» **原文**:
────────────────────────────────────────

由于sThreadLocal为类静态变量，说明他是全局有效的，说明我们的所有的looper应该都保存在sThreadLocal中，所以get的实现原理大概就是通过线程句柄来获取对应的looper；

好了，sThreadLocal的探讨就先到这里，我们还是回到原来的地方；

2.4、Handler、looper和消息队列的关系
通过2.3我们大概知道了Handler和looper的关系，而且也知道消息队列来自于looper，为了肯定这一点，我们查看了源码，如下:

private Looper(boolean quitAllowed) {
mQueue = new MessageQueue(quitAllowed);
mThread = Thread.currentThread();
}

到现在为止，我们说了这么多，是不是有点小晕了，反正我是有点，那么放下脚步小结一下：

一句话:handler通过looper获取消息队列
由于主线程中默认有looper，而子线程没有，我们接下来在子线程更加详细的说明3者的关系

三、Looper的原理（问题2）
3.1、looper.prepare的作用
修改代码片段1的click函数如下:

public void click(View view)
{
new Thread(new Runnable() {
@Override
public void run() {
// 耗时的操作......

// 设置UI
handler.sendEmptyMessage(MSG_SET_TEXT);
Handler handlerSub = new Handler();
}
}).start();
}

只是添加了一行代码，运行并点击按钮，会报错，错误信息如下:



意思就是，没有调用Looper.prepare(),这个是干神马的呢？看源码如下:

/** Initialize the current thread as a looper.
* This gives you a chance to create handlers that then reference
* this looper, before actually starting the loop. Be sure to call
* {@link #loop()} after calling this method, and end it by calling
* {@link #quit()}.
*/
public static void prepare() {
prepare(true);
}

private static void prepare(boolean quitAllowed) {
if (sThreadLocal.get() != null) {
throw new RuntimeException("Only one Looper may be created per thread");
}
sThreadLocal.set(new Looper(quitAllowed));
}

通过源码知道，prepare创建了looper，并且将其保存在sThreadLocal中，通过注释理解到创建完成后要调用loop函数；
注意:主线程创建Handler并不需要手动创建looper，是因为主线程在初始化的main函数中调用Looper.prepareMainLooper()生成了looper；
3.2、Looper.loop的作用
贴源代码:

public static void loop() {
final Looper me = myLooper();
if (me == null) {
throw new RuntimeException("No Looper; Looper.prepare() wasn't called on this thread.");
}
final MessageQueue queue = me.mQueue;

// Make sure the identity of this thread is that of the local process,
// and keep track of what that identity token actually is.
Binder.clearCallingIdentity();
final long ident = Binder.clearCallingIdentity();

for (;;) {
Message msg = queue.next(); // might block
if (msg == null) {
// No message indicates that the message queue is quitting.
return;
}

// This must be in a local variable, in case a UI event sets the logger
Printer logging = me.mLogging;
if (logging != null) {
logging.println(">>>>> Dispatching to " + msg.target + " " +
msg.callback + ": " + msg.what);
}

msg.target.dispatchMessage(msg);

if (logging != null) {
logging.println("<<<<< Finished to " + msg.target + " " + msg.callback);
}

// Make sure that during the course of dispatching the
// identity of the thread wasn't corrupted.

────────────────────────────────────────

» **数据集**:
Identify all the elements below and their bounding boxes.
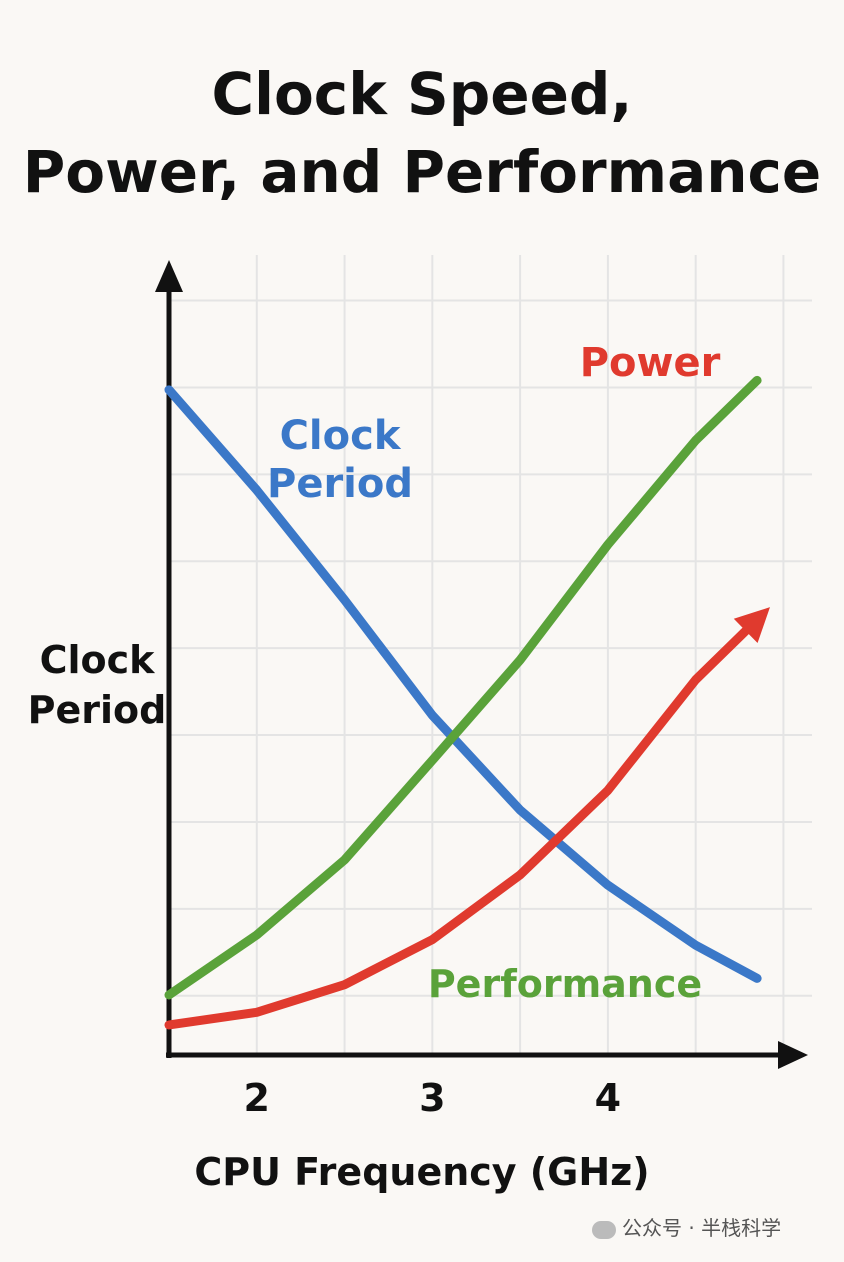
watermark-text: 公众号 · 半栈科学	[622, 1216, 782, 1240]
series-label: Clock Period	[267, 413, 413, 507]
x-axis-arrow	[778, 1041, 808, 1069]
series-line	[164, 375, 762, 1000]
chart-title: Clock Speed, Power, and Performance	[0, 55, 844, 211]
x-axis-label: CPU Frequency (GHz)	[194, 1150, 650, 1194]
series-label: Performance	[427, 962, 703, 1006]
x-tick-label: 2	[244, 1076, 270, 1120]
title-line: Clock Speed,	[211, 60, 633, 128]
series-line	[164, 615, 762, 1030]
watermark: 公众号 · 半栈科学	[592, 1212, 781, 1241]
x-tick-label: 3	[419, 1076, 445, 1120]
y-axis-label: Clock Period	[27, 638, 167, 732]
y-axis-arrow	[155, 260, 183, 292]
x-tick-label: 4	[595, 1076, 621, 1120]
series-arrowhead	[733, 607, 770, 644]
series-line	[164, 385, 762, 983]
title-line: Power, and Performance	[22, 138, 822, 206]
series-label: Power	[579, 340, 721, 386]
watermark-icon	[592, 1220, 616, 1239]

────────────────────────────────────────

» **待办任务**: 请从讲解 Handler 与 Looper 原理的文章末尾处接续，往下撰写。

» **练习作答**:
final long newIdent = Binder.clearCallingIdentity();
if (ident != newIdent) {
Log.wtf(TAG, "Thread identity changed from 0x"
+ Long.toHexString(ident) + " to 0x"
+ Long.toHexString(newIdent) + " while dispatching to "
+ msg.target.getClass().getName() + " "
+ msg.callback + " what=" + msg.what);
}

msg.recycleUnchecked();
}
}

由以上源代码可知，loop方法是一个死循环，不断地从消息队列中取消息，将取出的消息交给msg.target的

dispatchMessage处理，其中msg.target就是我们创建的handler. 如果消息队列返回为null，则跳出loop，终止获取消息.

那么问题来了
问题4：以上源代码可知、不发送消息，loop调用后是不是循环就立马终止呢？
我们先来看看dispatchMessage的源代码:

public void dispatchMessage(Message msg) {
if (msg.callback != null) {
handleCallback(msg);
} else {
if (mCallback != null) {
if (mCallback.handleMessage(msg)) {
return;
}
}
handleMessage(msg);
}
}

如果msg带的callback和Handler的们Callback都为空，则调用handleMessage来处理消息，也就是代码片段1handleMessage函数；

3.3、正常创建消息循环

说了这么多，那么我们就看如何在工作线程中创建消息循环吧

public void click(View view)
{
new Thread(new Runnable() {
@Override
public void run() {
// 耗时的操作......

// 设置UI
handler.sendEmptyMessage(MSG_SET_TEXT);
Looper.prepare();
Handler handlerSub = new Handler();
Looper.loop();
}
}).start();
}

这样子，就可以在子线程中通handler来发送和处理消息了，自己去实现吧。

四、消息队列机制
从2.2的最好一个片段的代码，我们知道，handler最终将消息放入到了消息，队列中，那么消息队列又是怎样存储消息的呢？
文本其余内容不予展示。